## [Record list]

---

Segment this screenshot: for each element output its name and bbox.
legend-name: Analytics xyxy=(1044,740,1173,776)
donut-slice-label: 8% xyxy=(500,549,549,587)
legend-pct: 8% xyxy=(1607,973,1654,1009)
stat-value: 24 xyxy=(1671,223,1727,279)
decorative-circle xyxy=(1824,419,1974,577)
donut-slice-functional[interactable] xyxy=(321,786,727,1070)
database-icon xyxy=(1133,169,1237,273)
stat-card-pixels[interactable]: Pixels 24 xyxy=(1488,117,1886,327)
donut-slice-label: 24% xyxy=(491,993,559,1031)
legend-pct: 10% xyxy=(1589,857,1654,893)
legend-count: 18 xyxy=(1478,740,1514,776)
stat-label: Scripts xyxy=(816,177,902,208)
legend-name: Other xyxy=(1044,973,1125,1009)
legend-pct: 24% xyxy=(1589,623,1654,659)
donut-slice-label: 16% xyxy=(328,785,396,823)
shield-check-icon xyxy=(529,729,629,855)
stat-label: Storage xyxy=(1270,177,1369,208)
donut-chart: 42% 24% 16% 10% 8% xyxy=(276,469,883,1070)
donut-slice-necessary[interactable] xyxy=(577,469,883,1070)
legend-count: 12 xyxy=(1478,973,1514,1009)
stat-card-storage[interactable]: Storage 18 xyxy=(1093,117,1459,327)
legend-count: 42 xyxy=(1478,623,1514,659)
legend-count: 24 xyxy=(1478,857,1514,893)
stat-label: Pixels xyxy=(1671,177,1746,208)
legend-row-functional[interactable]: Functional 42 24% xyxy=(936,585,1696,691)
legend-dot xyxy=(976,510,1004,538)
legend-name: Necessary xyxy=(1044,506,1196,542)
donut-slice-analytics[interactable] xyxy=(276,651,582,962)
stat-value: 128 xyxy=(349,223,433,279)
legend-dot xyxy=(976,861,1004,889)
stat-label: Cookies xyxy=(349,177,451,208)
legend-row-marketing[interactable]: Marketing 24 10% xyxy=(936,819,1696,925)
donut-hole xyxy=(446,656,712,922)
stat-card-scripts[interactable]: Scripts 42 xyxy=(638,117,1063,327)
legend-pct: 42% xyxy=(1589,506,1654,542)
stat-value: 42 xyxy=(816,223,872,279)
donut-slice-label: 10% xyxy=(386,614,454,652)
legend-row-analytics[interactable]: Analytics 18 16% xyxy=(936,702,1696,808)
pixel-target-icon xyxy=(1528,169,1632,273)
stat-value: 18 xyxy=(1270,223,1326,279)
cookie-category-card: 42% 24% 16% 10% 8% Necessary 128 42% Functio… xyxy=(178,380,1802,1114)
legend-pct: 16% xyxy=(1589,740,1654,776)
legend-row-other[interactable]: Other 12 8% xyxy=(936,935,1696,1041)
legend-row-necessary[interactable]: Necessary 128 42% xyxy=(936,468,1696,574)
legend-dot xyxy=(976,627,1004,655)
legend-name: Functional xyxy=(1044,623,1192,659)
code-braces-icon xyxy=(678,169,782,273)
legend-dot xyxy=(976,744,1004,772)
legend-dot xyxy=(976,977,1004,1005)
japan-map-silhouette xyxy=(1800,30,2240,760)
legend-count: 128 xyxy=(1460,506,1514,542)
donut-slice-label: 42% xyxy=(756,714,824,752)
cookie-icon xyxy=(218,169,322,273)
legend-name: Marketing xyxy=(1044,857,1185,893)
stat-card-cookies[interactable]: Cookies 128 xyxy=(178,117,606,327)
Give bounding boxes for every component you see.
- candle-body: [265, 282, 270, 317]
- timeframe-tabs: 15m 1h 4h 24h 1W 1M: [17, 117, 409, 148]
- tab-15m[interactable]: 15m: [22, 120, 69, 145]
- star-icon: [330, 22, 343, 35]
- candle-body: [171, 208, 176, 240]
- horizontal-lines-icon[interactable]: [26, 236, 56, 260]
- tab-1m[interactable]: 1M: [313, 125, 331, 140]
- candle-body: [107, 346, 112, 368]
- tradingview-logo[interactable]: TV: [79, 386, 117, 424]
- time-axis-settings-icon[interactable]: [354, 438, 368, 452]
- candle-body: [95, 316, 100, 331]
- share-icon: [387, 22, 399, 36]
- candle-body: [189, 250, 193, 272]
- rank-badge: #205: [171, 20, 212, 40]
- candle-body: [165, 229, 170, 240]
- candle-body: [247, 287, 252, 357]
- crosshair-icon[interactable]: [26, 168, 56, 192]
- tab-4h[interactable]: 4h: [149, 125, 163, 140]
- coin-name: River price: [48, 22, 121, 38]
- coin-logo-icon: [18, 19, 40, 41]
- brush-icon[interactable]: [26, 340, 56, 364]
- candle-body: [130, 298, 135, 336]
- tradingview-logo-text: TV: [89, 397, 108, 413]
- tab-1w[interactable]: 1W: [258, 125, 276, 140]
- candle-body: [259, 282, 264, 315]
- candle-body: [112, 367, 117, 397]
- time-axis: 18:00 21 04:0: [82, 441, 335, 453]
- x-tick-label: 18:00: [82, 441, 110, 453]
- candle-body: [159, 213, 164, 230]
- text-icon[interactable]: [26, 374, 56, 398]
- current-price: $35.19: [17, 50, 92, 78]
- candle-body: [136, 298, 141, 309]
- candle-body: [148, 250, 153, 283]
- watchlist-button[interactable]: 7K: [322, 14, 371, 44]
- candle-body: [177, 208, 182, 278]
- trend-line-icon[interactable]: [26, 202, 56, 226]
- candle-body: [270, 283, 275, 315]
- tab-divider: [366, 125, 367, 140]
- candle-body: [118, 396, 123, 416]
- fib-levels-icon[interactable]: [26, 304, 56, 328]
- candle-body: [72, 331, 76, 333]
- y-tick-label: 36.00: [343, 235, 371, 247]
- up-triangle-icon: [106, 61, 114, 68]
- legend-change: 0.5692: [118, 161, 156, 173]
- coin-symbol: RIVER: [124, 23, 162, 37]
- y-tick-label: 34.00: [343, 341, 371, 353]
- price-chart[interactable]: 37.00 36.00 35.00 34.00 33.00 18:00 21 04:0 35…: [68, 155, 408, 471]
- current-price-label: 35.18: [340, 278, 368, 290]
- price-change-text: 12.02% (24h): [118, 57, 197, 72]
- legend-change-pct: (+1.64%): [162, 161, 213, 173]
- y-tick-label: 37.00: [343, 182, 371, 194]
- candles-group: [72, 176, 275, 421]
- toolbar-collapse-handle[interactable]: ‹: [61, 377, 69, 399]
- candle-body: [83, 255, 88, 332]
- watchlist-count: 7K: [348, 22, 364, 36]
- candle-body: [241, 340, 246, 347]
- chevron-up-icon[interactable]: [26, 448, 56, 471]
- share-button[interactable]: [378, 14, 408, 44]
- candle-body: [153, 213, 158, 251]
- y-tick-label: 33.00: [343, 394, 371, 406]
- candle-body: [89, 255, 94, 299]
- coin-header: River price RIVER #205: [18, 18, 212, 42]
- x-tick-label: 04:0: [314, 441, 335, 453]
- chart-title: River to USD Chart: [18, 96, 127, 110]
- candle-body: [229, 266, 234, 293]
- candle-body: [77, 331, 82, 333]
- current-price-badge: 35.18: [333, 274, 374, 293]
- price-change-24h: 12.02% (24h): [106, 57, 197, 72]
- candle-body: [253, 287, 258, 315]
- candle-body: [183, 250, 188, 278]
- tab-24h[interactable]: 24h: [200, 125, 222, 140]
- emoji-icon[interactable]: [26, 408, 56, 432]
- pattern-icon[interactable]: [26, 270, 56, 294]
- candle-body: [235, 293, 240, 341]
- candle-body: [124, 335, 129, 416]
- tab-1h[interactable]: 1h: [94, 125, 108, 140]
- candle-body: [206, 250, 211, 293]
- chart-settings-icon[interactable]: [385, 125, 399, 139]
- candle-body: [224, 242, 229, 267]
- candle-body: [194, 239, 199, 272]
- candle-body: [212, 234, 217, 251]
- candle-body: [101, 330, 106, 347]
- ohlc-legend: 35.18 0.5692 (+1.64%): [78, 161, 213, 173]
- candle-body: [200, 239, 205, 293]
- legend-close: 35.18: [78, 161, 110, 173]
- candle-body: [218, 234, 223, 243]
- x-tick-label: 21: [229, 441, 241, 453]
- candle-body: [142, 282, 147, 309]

---

## [Written task]
Repeat the records from their first line through the line containing "stat-label: Pixels xyxy=(1671,177,1746,208)", swapping "legend-count" for "legend-total" and leaving everything else unchanged.

## [Exercise result]
Segment this screenshot: for each element output its name and bbox.
legend-name: Analytics xyxy=(1044,740,1173,776)
donut-slice-label: 8% xyxy=(500,549,549,587)
legend-pct: 8% xyxy=(1607,973,1654,1009)
stat-value: 24 xyxy=(1671,223,1727,279)
decorative-circle xyxy=(1824,419,1974,577)
donut-slice-functional[interactable] xyxy=(321,786,727,1070)
database-icon xyxy=(1133,169,1237,273)
stat-card-pixels[interactable]: Pixels 24 xyxy=(1488,117,1886,327)
donut-slice-label: 24% xyxy=(491,993,559,1031)
legend-pct: 10% xyxy=(1589,857,1654,893)
legend-total: 18 xyxy=(1478,740,1514,776)
stat-label: Scripts xyxy=(816,177,902,208)
legend-name: Other xyxy=(1044,973,1125,1009)
legend-pct: 24% xyxy=(1589,623,1654,659)
donut-slice-label: 16% xyxy=(328,785,396,823)
shield-check-icon xyxy=(529,729,629,855)
stat-label: Storage xyxy=(1270,177,1369,208)
donut-chart: 42% 24% 16% 10% 8% xyxy=(276,469,883,1070)
donut-slice-necessary[interactable] xyxy=(577,469,883,1070)
legend-total: 12 xyxy=(1478,973,1514,1009)
stat-card-storage[interactable]: Storage 18 xyxy=(1093,117,1459,327)
legend-total: 42 xyxy=(1478,623,1514,659)
legend-total: 24 xyxy=(1478,857,1514,893)
stat-label: Pixels xyxy=(1671,177,1746,208)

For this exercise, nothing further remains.